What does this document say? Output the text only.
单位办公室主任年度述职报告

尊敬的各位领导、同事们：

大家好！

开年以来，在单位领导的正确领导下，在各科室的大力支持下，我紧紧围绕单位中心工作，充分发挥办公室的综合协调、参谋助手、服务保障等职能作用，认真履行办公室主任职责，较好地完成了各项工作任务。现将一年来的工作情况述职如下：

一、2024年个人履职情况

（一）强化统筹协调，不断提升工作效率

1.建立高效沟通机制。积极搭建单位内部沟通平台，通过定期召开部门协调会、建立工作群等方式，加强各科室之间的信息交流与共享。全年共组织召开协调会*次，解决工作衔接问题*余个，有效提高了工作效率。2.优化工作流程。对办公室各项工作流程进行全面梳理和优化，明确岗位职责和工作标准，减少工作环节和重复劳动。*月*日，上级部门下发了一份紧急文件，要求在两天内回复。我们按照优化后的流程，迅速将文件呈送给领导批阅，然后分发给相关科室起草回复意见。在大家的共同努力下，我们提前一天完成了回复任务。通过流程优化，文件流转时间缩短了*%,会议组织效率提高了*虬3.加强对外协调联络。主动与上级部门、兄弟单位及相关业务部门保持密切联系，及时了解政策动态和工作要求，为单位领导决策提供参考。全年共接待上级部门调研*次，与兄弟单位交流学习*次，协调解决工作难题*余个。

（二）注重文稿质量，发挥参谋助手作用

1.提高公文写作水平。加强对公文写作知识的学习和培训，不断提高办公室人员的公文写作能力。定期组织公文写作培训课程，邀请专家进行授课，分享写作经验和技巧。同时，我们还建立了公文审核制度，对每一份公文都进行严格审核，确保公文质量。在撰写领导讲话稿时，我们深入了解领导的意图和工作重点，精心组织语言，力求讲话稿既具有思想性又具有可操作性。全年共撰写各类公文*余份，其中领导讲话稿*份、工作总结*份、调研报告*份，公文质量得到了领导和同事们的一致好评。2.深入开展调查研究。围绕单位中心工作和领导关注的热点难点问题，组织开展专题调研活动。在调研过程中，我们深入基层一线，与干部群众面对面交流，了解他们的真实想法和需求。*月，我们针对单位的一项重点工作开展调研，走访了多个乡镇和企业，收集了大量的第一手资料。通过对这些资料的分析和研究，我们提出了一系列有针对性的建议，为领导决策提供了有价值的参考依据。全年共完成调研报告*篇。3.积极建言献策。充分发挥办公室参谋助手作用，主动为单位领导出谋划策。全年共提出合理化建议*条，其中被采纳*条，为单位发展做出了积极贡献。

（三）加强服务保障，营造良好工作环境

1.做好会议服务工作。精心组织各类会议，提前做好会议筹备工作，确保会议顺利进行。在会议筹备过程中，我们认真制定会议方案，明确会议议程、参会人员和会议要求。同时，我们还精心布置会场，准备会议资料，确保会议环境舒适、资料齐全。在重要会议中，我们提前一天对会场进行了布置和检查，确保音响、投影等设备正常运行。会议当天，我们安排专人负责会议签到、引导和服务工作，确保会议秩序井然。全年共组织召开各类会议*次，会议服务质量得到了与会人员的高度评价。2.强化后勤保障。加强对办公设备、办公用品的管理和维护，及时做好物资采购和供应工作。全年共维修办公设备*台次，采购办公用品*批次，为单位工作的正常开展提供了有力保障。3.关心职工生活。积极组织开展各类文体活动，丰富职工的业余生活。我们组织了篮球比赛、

* _CHALLENGE_
Print the records above exactly as they appear.

* _THE REPLY_
What does this document say? Output the text only.
单位办公室主任年度述职报告

尊敬的各位领导、同事们：

大家好！

开年以来，在单位领导的正确领导下，在各科室的大力支持下，我紧紧围绕单位中心工作，充分发挥办公室的综合协调、参谋助手、服务保障等职能作用，认真履行办公室主任职责，较好地完成了各项工作任务。现将一年来的工作情况述职如下：

一、2024年个人履职情况

（一）强化统筹协调，不断提升工作效率

1.建立高效沟通机制。积极搭建单位内部沟通平台，通过定期召开部门协调会、建立工作群等方式，加强各科室之间的信息交流与共享。全年共组织召开协调会*次，解决工作衔接问题*余个，有效提高了工作效率。2.优化工作流程。对办公室各项工作流程进行全面梳理和优化，明确岗位职责和工作标准，减少工作环节和重复劳动。*月*日，上级部门下发了一份紧急文件，要求在两天内回复。我们按照优化后的流程，迅速将文件呈送给领导批阅，然后分发给相关科室起草回复意见。在大家的共同努力下，我们提前一天完成了回复任务。通过流程优化，文件流转时间缩短了*%,会议组织效率提高了*虬3.加强对外协调联络。主动与上级部门、兄弟单位及相关业务部门保持密切联系，及时了解政策动态和工作要求，为单位领导决策提供参考。全年共接待上级部门调研*次，与兄弟单位交流学习*次，协调解决工作难题*余个。

（二）注重文稿质量，发挥参谋助手作用

1.提高公文写作水平。加强对公文写作知识的学习和培训，不断提高办公室人员的公文写作能力。定期组织公文写作培训课程，邀请专家进行授课，分享写作经验和技巧。同时，我们还建立了公文审核制度，对每一份公文都进行严格审核，确保公文质量。在撰写领导讲话稿时，我们深入了解领导的意图和工作重点，精心组织语言，力求讲话稿既具有思想性又具有可操作性。全年共撰写各类公文*余份，其中领导讲话稿*份、工作总结*份、调研报告*份，公文质量得到了领导和同事们的一致好评。2.深入开展调查研究。围绕单位中心工作和领导关注的热点难点问题，组织开展专题调研活动。在调研过程中，我们深入基层一线，与干部群众面对面交流，了解他们的真实想法和需求。*月，我们针对单位的一项重点工作开展调研，走访了多个乡镇和企业，收集了大量的第一手资料。通过对这些资料的分析和研究，我们提出了一系列有针对性的建议，为领导决策提供了有价值的参考依据。全年共完成调研报告*篇。3.积极建言献策。充分发挥办公室参谋助手作用，主动为单位领导出谋划策。全年共提出合理化建议*条，其中被采纳*条，为单位发展做出了积极贡献。

（三）加强服务保障，营造良好工作环境

1.做好会议服务工作。精心组织各类会议，提前做好会议筹备工作，确保会议顺利进行。在会议筹备过程中，我们认真制定会议方案，明确会议议程、参会人员和会议要求。同时，我们还精心布置会场，准备会议资料，确保会议环境舒适、资料齐全。在重要会议中，我们提前一天对会场进行了布置和检查，确保音响、投影等设备正常运行。会议当天，我们安排专人负责会议签到、引导和服务工作，确保会议秩序井然。全年共组织召开各类会议*次，会议服务质量得到了与会人员的高度评价。2.强化后勤保障。加强对办公设备、办公用品的管理和维护，及时做好物资采购和供应工作。全年共维修办公设备*台次，采购办公用品*批次，为单位工作的正常开展提供了有力保障。3.关心职工生活。积极组织开展各类文体活动，丰富职工的业余生活。我们组织了篮球比赛、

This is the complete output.